WORK TO BE COMPLETED:
Output the full material exactly as it appears here.

Entries from a dataset
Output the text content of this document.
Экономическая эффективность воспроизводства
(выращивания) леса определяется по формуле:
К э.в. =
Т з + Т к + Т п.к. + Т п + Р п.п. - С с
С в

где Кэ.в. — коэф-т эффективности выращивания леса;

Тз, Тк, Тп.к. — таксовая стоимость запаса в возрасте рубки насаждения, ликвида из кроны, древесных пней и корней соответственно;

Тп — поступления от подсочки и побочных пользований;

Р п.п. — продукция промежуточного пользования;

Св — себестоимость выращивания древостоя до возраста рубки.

WORKED SOLUTION:
Output the text content of this document.
Экономическая эффективность воспроизводства
(выращивания) леса определяется по формуле:
К э.в. =
Т з + Т к + Т п.к. + Т п + Р п.п. - С с
С в

где Кэ.в. — коэф-т эффективности выращивания леса;

Тз, Тк, Тп.к. — таксовая стоимость запаса в возрасте рубки насаждения, ликвида из кроны, древесных пней и корней соответственно;

Тп — поступления от подсочки и побочных пользований;

Р п.п. — продукция промежуточного пользования;

Св — себестоимость выращивания древостоя до возраста рубки.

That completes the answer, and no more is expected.